What to do:
Keep only the lines of the data below that contain "взрывоопасных", and copy them.

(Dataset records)
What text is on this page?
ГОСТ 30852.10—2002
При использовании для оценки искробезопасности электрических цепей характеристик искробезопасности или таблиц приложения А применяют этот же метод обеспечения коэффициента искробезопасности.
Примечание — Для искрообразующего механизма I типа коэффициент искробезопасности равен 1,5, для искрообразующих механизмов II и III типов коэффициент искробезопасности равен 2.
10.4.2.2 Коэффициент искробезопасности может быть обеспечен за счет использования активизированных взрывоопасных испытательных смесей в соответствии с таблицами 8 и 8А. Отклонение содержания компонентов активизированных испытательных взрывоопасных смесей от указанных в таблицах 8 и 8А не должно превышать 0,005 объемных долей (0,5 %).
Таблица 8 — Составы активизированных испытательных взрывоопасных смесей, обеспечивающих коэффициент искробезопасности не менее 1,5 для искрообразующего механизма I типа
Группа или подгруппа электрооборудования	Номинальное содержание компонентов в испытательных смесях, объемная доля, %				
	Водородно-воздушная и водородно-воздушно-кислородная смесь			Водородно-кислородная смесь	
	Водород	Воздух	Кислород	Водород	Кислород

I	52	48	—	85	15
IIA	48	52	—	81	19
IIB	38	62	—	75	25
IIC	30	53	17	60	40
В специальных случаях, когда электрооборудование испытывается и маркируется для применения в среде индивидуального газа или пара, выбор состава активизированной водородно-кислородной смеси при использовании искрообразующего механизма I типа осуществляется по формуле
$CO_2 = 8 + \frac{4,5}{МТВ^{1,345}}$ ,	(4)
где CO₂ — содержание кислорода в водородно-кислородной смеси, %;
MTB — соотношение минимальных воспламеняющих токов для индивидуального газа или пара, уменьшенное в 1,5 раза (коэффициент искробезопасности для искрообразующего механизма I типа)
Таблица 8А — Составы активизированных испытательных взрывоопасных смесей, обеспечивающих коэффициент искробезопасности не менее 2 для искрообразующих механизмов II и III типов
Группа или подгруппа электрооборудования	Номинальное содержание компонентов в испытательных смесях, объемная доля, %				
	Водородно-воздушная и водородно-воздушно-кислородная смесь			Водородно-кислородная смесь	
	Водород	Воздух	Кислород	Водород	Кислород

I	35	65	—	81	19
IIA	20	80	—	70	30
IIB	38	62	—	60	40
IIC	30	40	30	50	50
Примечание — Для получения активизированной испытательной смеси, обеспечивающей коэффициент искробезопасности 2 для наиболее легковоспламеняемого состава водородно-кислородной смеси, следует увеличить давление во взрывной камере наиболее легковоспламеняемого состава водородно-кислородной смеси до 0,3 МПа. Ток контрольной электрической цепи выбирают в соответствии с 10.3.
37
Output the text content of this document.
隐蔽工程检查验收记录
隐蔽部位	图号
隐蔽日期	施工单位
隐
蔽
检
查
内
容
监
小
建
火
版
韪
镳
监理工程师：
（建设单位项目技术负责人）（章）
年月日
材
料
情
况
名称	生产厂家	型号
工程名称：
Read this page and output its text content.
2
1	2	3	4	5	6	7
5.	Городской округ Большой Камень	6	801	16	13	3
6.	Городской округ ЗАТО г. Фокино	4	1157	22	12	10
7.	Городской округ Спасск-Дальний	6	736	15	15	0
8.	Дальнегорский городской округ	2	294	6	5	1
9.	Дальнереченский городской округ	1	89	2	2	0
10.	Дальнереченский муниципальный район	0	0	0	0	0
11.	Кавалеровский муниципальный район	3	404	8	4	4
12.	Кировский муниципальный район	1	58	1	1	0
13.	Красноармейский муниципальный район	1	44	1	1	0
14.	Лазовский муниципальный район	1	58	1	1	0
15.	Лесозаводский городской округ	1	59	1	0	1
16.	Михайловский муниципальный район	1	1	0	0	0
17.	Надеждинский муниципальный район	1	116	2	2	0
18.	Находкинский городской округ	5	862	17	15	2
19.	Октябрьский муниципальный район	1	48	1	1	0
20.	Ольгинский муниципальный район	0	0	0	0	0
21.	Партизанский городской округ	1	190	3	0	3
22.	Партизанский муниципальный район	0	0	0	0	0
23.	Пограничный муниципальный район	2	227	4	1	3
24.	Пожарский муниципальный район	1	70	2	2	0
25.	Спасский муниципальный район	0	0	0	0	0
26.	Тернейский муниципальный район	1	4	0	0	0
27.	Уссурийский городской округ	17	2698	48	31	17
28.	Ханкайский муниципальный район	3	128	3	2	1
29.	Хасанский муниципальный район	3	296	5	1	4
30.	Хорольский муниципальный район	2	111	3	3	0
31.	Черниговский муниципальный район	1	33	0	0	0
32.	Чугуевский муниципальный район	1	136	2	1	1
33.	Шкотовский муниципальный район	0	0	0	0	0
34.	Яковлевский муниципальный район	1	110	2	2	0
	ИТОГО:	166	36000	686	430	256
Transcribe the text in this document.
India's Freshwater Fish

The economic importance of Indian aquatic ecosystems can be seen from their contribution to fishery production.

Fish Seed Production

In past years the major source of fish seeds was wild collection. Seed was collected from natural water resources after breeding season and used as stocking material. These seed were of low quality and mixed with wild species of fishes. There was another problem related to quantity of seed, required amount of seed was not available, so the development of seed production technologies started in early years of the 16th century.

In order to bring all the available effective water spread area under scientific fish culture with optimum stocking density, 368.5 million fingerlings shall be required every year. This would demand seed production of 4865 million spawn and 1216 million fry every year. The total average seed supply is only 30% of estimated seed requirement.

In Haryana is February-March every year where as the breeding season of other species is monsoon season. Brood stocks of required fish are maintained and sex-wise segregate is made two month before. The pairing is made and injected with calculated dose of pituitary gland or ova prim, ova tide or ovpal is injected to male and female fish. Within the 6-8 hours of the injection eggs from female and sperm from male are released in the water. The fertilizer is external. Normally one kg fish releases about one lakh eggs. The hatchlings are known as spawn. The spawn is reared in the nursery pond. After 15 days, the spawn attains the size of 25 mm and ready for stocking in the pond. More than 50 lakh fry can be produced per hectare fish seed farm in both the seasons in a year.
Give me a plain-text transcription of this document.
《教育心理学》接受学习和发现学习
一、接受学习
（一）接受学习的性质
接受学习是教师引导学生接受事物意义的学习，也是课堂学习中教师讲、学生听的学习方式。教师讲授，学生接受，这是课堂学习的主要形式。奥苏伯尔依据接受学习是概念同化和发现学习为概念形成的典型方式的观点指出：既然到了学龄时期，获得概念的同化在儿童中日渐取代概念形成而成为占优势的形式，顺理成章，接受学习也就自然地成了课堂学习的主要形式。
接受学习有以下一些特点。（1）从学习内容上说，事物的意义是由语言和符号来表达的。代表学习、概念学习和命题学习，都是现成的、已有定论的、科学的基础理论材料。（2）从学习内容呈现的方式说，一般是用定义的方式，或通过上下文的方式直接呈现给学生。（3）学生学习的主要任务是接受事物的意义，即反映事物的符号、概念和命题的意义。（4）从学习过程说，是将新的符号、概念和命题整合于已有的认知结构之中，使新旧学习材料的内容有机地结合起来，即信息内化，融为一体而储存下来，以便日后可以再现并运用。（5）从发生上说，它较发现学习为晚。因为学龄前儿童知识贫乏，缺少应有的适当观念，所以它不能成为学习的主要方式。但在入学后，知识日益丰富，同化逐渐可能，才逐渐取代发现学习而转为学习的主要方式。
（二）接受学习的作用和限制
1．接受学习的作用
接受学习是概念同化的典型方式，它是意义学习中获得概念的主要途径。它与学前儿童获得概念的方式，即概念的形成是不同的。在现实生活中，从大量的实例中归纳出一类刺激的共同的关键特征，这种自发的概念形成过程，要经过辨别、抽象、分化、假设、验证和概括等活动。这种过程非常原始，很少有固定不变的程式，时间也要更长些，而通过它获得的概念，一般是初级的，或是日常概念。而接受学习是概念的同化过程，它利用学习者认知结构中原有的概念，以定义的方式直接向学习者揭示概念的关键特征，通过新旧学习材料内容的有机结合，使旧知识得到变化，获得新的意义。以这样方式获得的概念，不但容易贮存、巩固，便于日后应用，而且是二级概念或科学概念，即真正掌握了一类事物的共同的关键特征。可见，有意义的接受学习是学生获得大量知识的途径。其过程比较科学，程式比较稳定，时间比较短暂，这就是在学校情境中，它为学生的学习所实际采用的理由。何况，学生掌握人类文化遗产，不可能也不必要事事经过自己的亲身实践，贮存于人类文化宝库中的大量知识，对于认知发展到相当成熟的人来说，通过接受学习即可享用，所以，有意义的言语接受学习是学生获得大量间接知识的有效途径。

Solution:
10.4.2.2 Коэффициент искробезопасности может быть обеспечен за счет использования активизированных взрывоопасных испытательных смесей в соответствии с таблицами 8 и 8А. Отклонение содержания компонентов активизированных испытательных взрывоопасных смесей от указанных в таблицах 8 и 8А не должно превышать 0,005 объемных долей (0,5 %).
Таблица 8 — Составы активизированных испытательных взрывоопасных смесей, обеспечивающих коэффициент искробезопасности не менее 1,5 для искрообразующего механизма I типа
Таблица 8А — Составы активизированных испытательных взрывоопасных смесей, обеспечивающих коэффициент искробезопасности не менее 2 для искрообразующих механизмов II и III типов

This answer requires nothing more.